THE EXERCISE →
Using the listing below, extract each line that has the word "fields" in it.

DATA FOR THIS EXERCISE →
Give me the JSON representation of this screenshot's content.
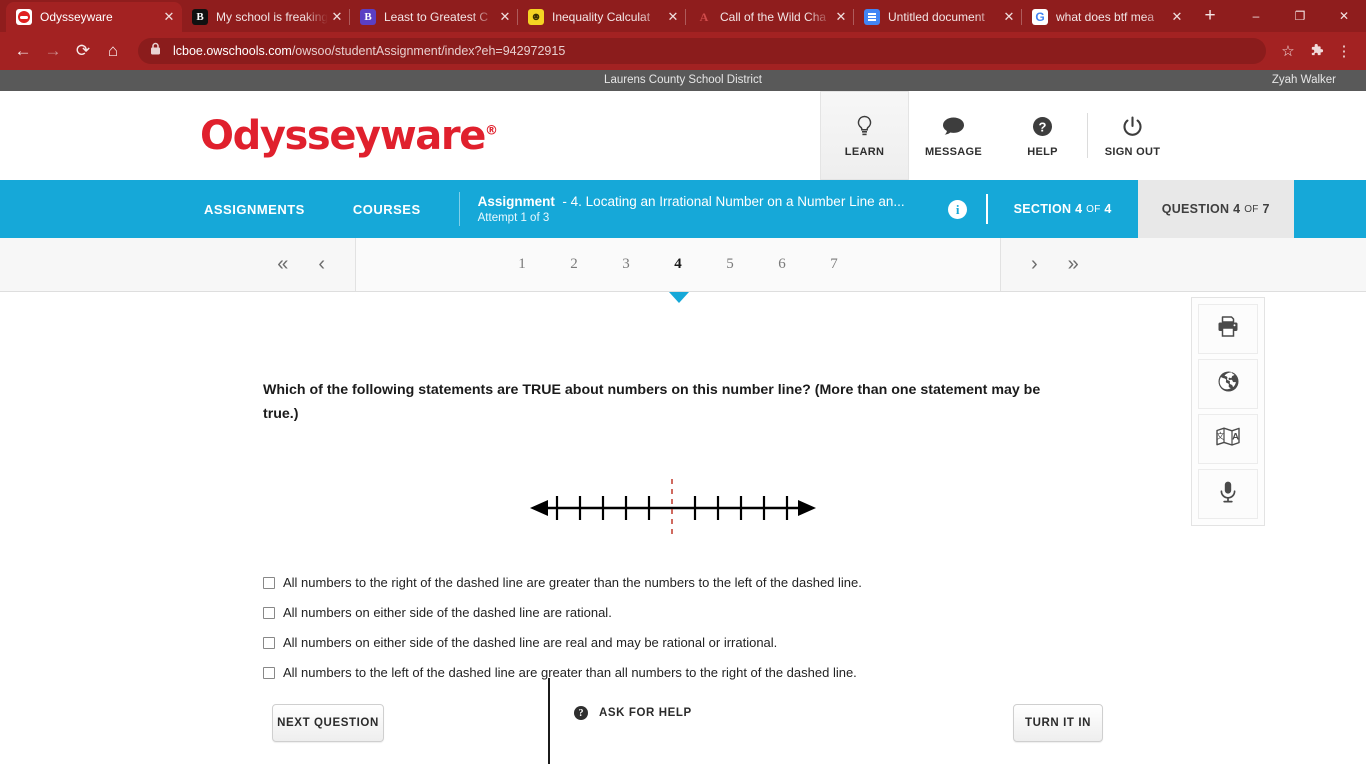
{
  "browser": {
    "tabs": [
      {
        "title": "Odysseyware",
        "favicon": "odysseyware-icon",
        "active": true
      },
      {
        "title": "My school is freaking",
        "favicon": "brainly-icon",
        "active": false
      },
      {
        "title": "Least to Greatest C",
        "favicon": "brainly-purple-icon",
        "active": false
      },
      {
        "title": "Inequality Calculat",
        "favicon": "smiley-icon",
        "active": false
      },
      {
        "title": "Call of the Wild Cha",
        "favicon": "apex-icon",
        "active": false
      },
      {
        "title": "Untitled document",
        "favicon": "google-docs-icon",
        "active": false
      },
      {
        "title": "what does btf mea",
        "favicon": "google-icon",
        "active": false
      }
    ],
    "new_tab_label": "+",
    "close_label": "✕",
    "window_controls": {
      "minimize": "–",
      "restore": "❐",
      "close": "✕"
    },
    "url_domain": "lcboe.owschools.com",
    "url_path": "/owsoo/studentAssignment/index?eh=942972915",
    "back_label": "←",
    "forward_label": "→",
    "reload_label": "⟳",
    "home_label": "⌂",
    "bookmark_label": "☆",
    "menu_label": "⋮",
    "theme_color": "#a32222"
  },
  "district_bar": {
    "district": "Laurens County School District",
    "user": "Zyah Walker"
  },
  "app_header": {
    "logo_text": "Odysseyware",
    "logo_mark": "®",
    "logo_color": "#e0202d",
    "actions": [
      {
        "label": "LEARN",
        "icon": "lightbulb-icon",
        "active": true
      },
      {
        "label": "MESSAGE",
        "icon": "chat-bubble-icon",
        "active": false
      },
      {
        "label": "HELP",
        "icon": "question-circle-icon",
        "active": false
      },
      {
        "label": "SIGN OUT",
        "icon": "power-icon",
        "active": false
      }
    ]
  },
  "nav_bar": {
    "accent_color": "#16a8d8",
    "assignments_label": "ASSIGNMENTS",
    "courses_label": "COURSES",
    "assignment_prefix": "Assignment",
    "assignment_title": "- 4. Locating an Irrational Number on a Number Line an...",
    "attempt_text": "Attempt 1 of 3",
    "info_icon_label": "i",
    "section_label": "SECTION",
    "section_current": "4",
    "section_of": "OF",
    "section_total": "4",
    "question_label": "QUESTION",
    "question_current": "4",
    "question_of": "OF",
    "question_total": "7"
  },
  "pager": {
    "first_label": "«",
    "prev_label": "‹",
    "next_label": "›",
    "last_label": "»",
    "pages": [
      "1",
      "2",
      "3",
      "4",
      "5",
      "6",
      "7"
    ],
    "current_page": "4"
  },
  "question": {
    "text": "Which of the following statements are TRUE about numbers on this number line? (More than one statement may be true.)",
    "choices": [
      {
        "label": "All numbers to the right of the dashed line are greater than the numbers to the left of the dashed line.",
        "checked": false
      },
      {
        "label": "All numbers on either side of the dashed line are rational.",
        "checked": false
      },
      {
        "label": "All numbers on either side of the dashed line are real and may be rational or irrational.",
        "checked": false
      },
      {
        "label": "All numbers to the left of the dashed line are greater than all numbers to the right of the dashed line.",
        "checked": false
      }
    ]
  },
  "chart_data": {
    "type": "number-line",
    "title": "",
    "ticks_left_of_marker": 5,
    "ticks_right_of_marker": 5,
    "total_ticks": 10,
    "tick_labels": [],
    "marker": {
      "style": "dashed",
      "color": "#c0392b",
      "position": "center"
    },
    "arrows": [
      "left",
      "right"
    ],
    "line_color": "#000000"
  },
  "bottom": {
    "next_question_label": "NEXT QUESTION",
    "ask_for_help_label": "ASK FOR HELP",
    "ask_icon_label": "?",
    "turn_it_in_label": "TURN IT IN"
  },
  "tools": [
    {
      "name": "print-icon",
      "tooltip": "Print"
    },
    {
      "name": "globe-icon",
      "tooltip": "Web"
    },
    {
      "name": "translate-icon",
      "tooltip": "Translate"
    },
    {
      "name": "microphone-icon",
      "tooltip": "Read aloud"
    }
  ]
}
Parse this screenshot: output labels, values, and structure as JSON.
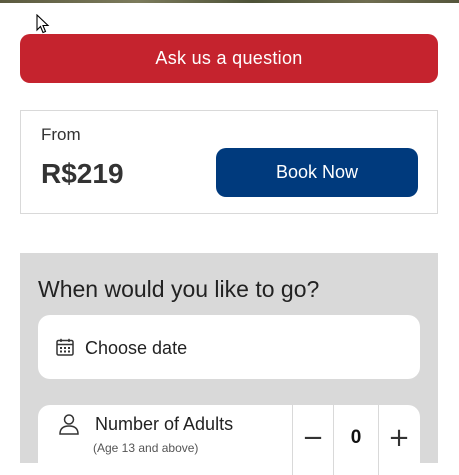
{
  "ask": {
    "label": "Ask us a question"
  },
  "pricing": {
    "from_label": "From",
    "price": "R$219",
    "book_label": "Book Now"
  },
  "booking": {
    "heading": "When would you like to go?",
    "date": {
      "label": "Choose date",
      "icon": "calendar-icon"
    },
    "adults": {
      "label": "Number of Adults",
      "sublabel": "(Age 13 and above)",
      "icon": "person-icon",
      "decrement": "−",
      "increment": "+",
      "value": "0"
    }
  },
  "colors": {
    "ask_button": "#c5232e",
    "book_button": "#003a7d",
    "panel": "#d9d9d9"
  }
}
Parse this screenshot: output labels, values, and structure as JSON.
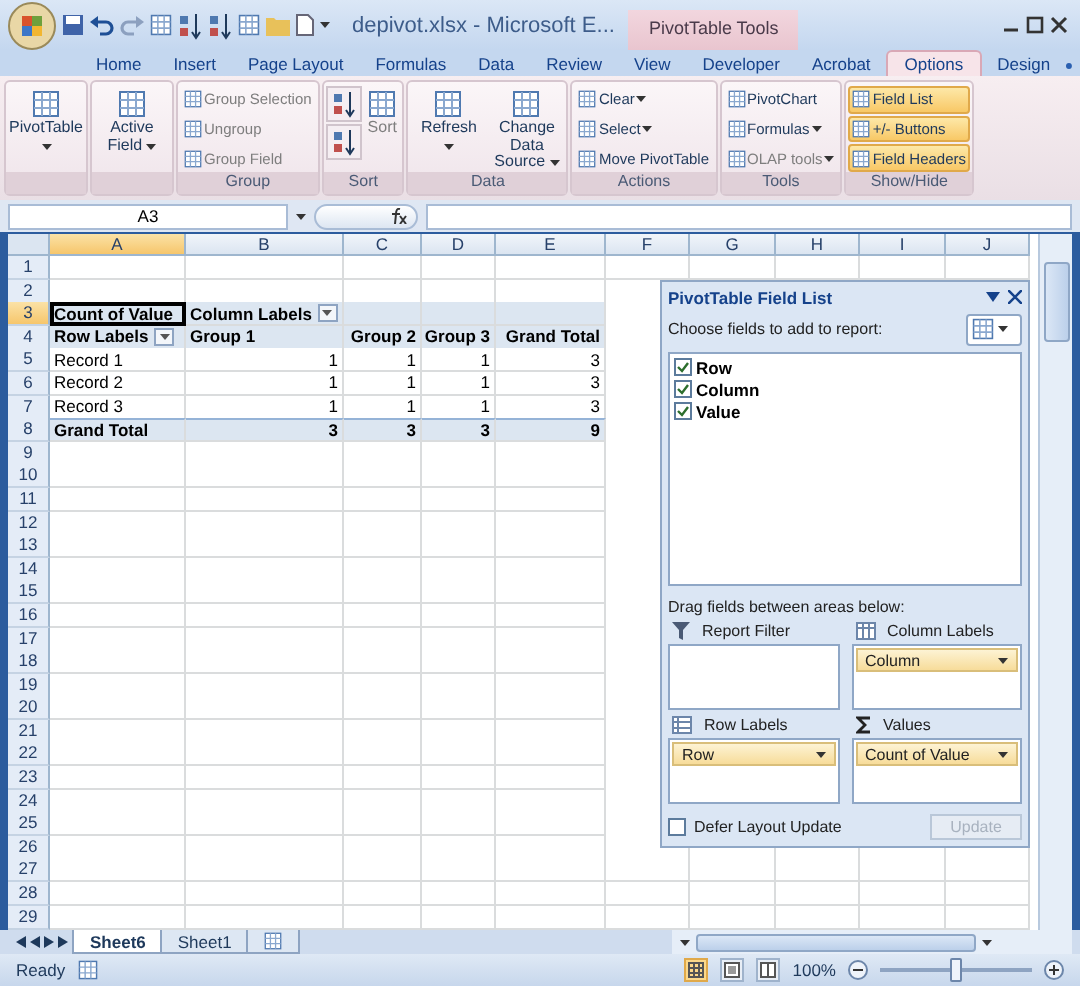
{
  "window": {
    "title": "depivot.xlsx - Microsoft E...",
    "context_tab": "PivotTable Tools"
  },
  "ribbon_tabs": [
    {
      "label": "Home",
      "selected": false
    },
    {
      "label": "Insert",
      "selected": false
    },
    {
      "label": "Page Layout",
      "selected": false
    },
    {
      "label": "Formulas",
      "selected": false
    },
    {
      "label": "Data",
      "selected": false
    },
    {
      "label": "Review",
      "selected": false
    },
    {
      "label": "View",
      "selected": false
    },
    {
      "label": "Developer",
      "selected": false
    },
    {
      "label": "Acrobat",
      "selected": false
    },
    {
      "label": "Options",
      "selected": true
    },
    {
      "label": "Design",
      "selected": false
    }
  ],
  "ribbon_groups": [
    {
      "buttons": [
        {
          "label": "PivotTable",
          "kind": "large",
          "dropdown": true,
          "disabled": false,
          "on": false
        }
      ]
    },
    {
      "buttons": [
        {
          "label": "Active Field",
          "kind": "large",
          "dropdown": true,
          "disabled": false,
          "on": false
        }
      ]
    },
    {
      "label": "Group",
      "buttons": [
        {
          "label": "Group Selection",
          "kind": "small",
          "dropdown": false,
          "disabled": true,
          "on": false
        },
        {
          "label": "Ungroup",
          "kind": "small",
          "dropdown": false,
          "disabled": true,
          "on": false
        },
        {
          "label": "Group Field",
          "kind": "small",
          "dropdown": false,
          "disabled": true,
          "on": false
        }
      ]
    },
    {
      "label": "Sort",
      "buttons": [
        {
          "kind": "sort",
          "dropdown": false,
          "disabled": false,
          "on": false
        },
        {
          "kind": "sort",
          "dropdown": false,
          "disabled": false,
          "on": false
        },
        {
          "label": "Sort",
          "kind": "large",
          "dropdown": false,
          "disabled": true,
          "on": false
        }
      ]
    },
    {
      "label": "Data",
      "buttons": [
        {
          "label": "Refresh",
          "kind": "large",
          "dropdown": true,
          "disabled": false,
          "on": false
        },
        {
          "label": "Change Data Source",
          "kind": "large",
          "dropdown": true,
          "disabled": false,
          "on": false
        }
      ]
    },
    {
      "label": "Actions",
      "buttons": [
        {
          "label": "Clear",
          "kind": "small",
          "dropdown": true,
          "disabled": false,
          "on": false
        },
        {
          "label": "Select",
          "kind": "small",
          "dropdown": true,
          "disabled": false,
          "on": false
        },
        {
          "label": "Move PivotTable",
          "kind": "small",
          "dropdown": false,
          "disabled": false,
          "on": false
        }
      ]
    },
    {
      "label": "Tools",
      "buttons": [
        {
          "label": "PivotChart",
          "kind": "small",
          "dropdown": false,
          "disabled": false,
          "on": false
        },
        {
          "label": "Formulas",
          "kind": "small",
          "dropdown": true,
          "disabled": false,
          "on": false
        },
        {
          "label": "OLAP tools",
          "kind": "small",
          "dropdown": true,
          "disabled": true,
          "on": false
        }
      ]
    },
    {
      "label": "Show/Hide",
      "buttons": [
        {
          "label": "Field List",
          "kind": "small",
          "dropdown": false,
          "disabled": false,
          "on": true
        },
        {
          "label": "+/- Buttons",
          "kind": "small",
          "dropdown": false,
          "disabled": false,
          "on": true
        },
        {
          "label": "Field Headers",
          "kind": "small",
          "dropdown": false,
          "disabled": false,
          "on": true
        }
      ]
    }
  ],
  "formula_bar": {
    "name_box": "A3"
  },
  "columns": [
    {
      "label": "A",
      "selected": true
    },
    {
      "label": "B",
      "selected": false
    },
    {
      "label": "C",
      "selected": false
    },
    {
      "label": "D",
      "selected": false
    },
    {
      "label": "E",
      "selected": false
    },
    {
      "label": "F",
      "selected": false
    },
    {
      "label": "G",
      "selected": false
    },
    {
      "label": "H",
      "selected": false
    },
    {
      "label": "I",
      "selected": false
    },
    {
      "label": "J",
      "selected": false
    }
  ],
  "rows": [
    {
      "number": "1",
      "kind": "blank",
      "selected": false
    },
    {
      "number": "2",
      "kind": "blank",
      "selected": false
    },
    {
      "number": "3",
      "kind": "header",
      "selected": true,
      "cells": [
        {
          "text": "Count of Value",
          "filter": false,
          "selected": true
        },
        {
          "text": "Column Labels",
          "filter": true,
          "selected": false
        }
      ]
    },
    {
      "number": "4",
      "kind": "header",
      "selected": false,
      "cells": [
        {
          "text": "Row Labels",
          "filter": true,
          "selected": false
        },
        {
          "text": "Group 1",
          "filter": false,
          "selected": false
        },
        {
          "text": "Group 2",
          "filter": false,
          "selected": false
        },
        {
          "text": "Group 3",
          "filter": false,
          "selected": false
        },
        {
          "text": "Grand Total",
          "filter": false,
          "selected": false
        }
      ]
    },
    {
      "number": "5",
      "kind": "data",
      "selected": false,
      "cells": [
        {
          "text": "Record 1",
          "filter": false,
          "selected": false
        },
        {
          "text": "1",
          "filter": false,
          "selected": false
        },
        {
          "text": "1",
          "filter": false,
          "selected": false
        },
        {
          "text": "1",
          "filter": false,
          "selected": false
        },
        {
          "text": "3",
          "filter": false,
          "selected": false
        }
      ]
    },
    {
      "number": "6",
      "kind": "data",
      "selected": false,
      "cells": [
        {
          "text": "Record 2",
          "filter": false,
          "selected": false
        },
        {
          "text": "1",
          "filter": false,
          "selected": false
        },
        {
          "text": "1",
          "filter": false,
          "selected": false
        },
        {
          "text": "1",
          "filter": false,
          "selected": false
        },
        {
          "text": "3",
          "filter": false,
          "selected": false
        }
      ]
    },
    {
      "number": "7",
      "kind": "data",
      "selected": false,
      "cells": [
        {
          "text": "Record 3",
          "filter": false,
          "selected": false
        },
        {
          "text": "1",
          "filter": false,
          "selected": false
        },
        {
          "text": "1",
          "filter": false,
          "selected": false
        },
        {
          "text": "1",
          "filter": false,
          "selected": false
        },
        {
          "text": "3",
          "filter": false,
          "selected": false
        }
      ]
    },
    {
      "number": "8",
      "kind": "total",
      "selected": false,
      "cells": [
        {
          "text": "Grand Total",
          "filter": false,
          "selected": false
        },
        {
          "text": "3",
          "filter": false,
          "selected": false
        },
        {
          "text": "3",
          "filter": false,
          "selected": false
        },
        {
          "text": "3",
          "filter": false,
          "selected": false
        },
        {
          "text": "9",
          "filter": false,
          "selected": false
        }
      ]
    },
    {
      "number": "9",
      "kind": "blank",
      "selected": false
    },
    {
      "number": "10",
      "kind": "blank",
      "selected": false
    },
    {
      "number": "11",
      "kind": "blank",
      "selected": false
    },
    {
      "number": "12",
      "kind": "blank",
      "selected": false
    },
    {
      "number": "13",
      "kind": "blank",
      "selected": false
    },
    {
      "number": "14",
      "kind": "blank",
      "selected": false
    },
    {
      "number": "15",
      "kind": "blank",
      "selected": false
    },
    {
      "number": "16",
      "kind": "blank",
      "selected": false
    },
    {
      "number": "17",
      "kind": "blank",
      "selected": false
    },
    {
      "number": "18",
      "kind": "blank",
      "selected": false
    },
    {
      "number": "19",
      "kind": "blank",
      "selected": false
    },
    {
      "number": "20",
      "kind": "blank",
      "selected": false
    },
    {
      "number": "21",
      "kind": "blank",
      "selected": false
    },
    {
      "number": "22",
      "kind": "blank",
      "selected": false
    },
    {
      "number": "23",
      "kind": "blank",
      "selected": false
    },
    {
      "number": "24",
      "kind": "blank",
      "selected": false
    },
    {
      "number": "25",
      "kind": "blank",
      "selected": false
    },
    {
      "number": "26",
      "kind": "blank",
      "selected": false
    },
    {
      "number": "27",
      "kind": "blank",
      "selected": false
    },
    {
      "number": "28",
      "kind": "blank",
      "selected": false
    },
    {
      "number": "29",
      "kind": "blank",
      "selected": false
    }
  ],
  "pivot_panel": {
    "title": "PivotTable Field List",
    "prompt": "Choose fields to add to report:",
    "fields": [
      {
        "label": "Row",
        "checked": true
      },
      {
        "label": "Column",
        "checked": true
      },
      {
        "label": "Value",
        "checked": true
      }
    ],
    "drag_prompt": "Drag fields between areas below:",
    "areas": [
      {
        "kind": "filter",
        "label": "Report Filter"
      },
      {
        "kind": "columns",
        "label": "Column Labels",
        "items": [
          "Column"
        ]
      },
      {
        "kind": "rows",
        "label": "Row Labels",
        "items": [
          "Row"
        ]
      },
      {
        "kind": "values",
        "label": "Values",
        "items": [
          "Count of Value"
        ]
      }
    ],
    "defer": {
      "label": "Defer Layout Update",
      "checked": false
    },
    "update_button": {
      "label": "Update",
      "disabled": true
    }
  },
  "sheet_tabs": [
    {
      "label": "Sheet6",
      "selected": true
    },
    {
      "label": "Sheet1",
      "selected": false
    }
  ],
  "status_bar": {
    "text": "Ready",
    "view_buttons": [
      {
        "kind": "normal",
        "selected": true
      },
      {
        "kind": "page-layout",
        "selected": false
      },
      {
        "kind": "page-break",
        "selected": false
      }
    ],
    "zoom": "100%",
    "zoom_slider": {
      "level": 0.5
    }
  }
}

SOLUTION →
    "prompt": "Choose fields to add to report:",
    "fields": [
    "drag_prompt": "Drag fields between areas below:",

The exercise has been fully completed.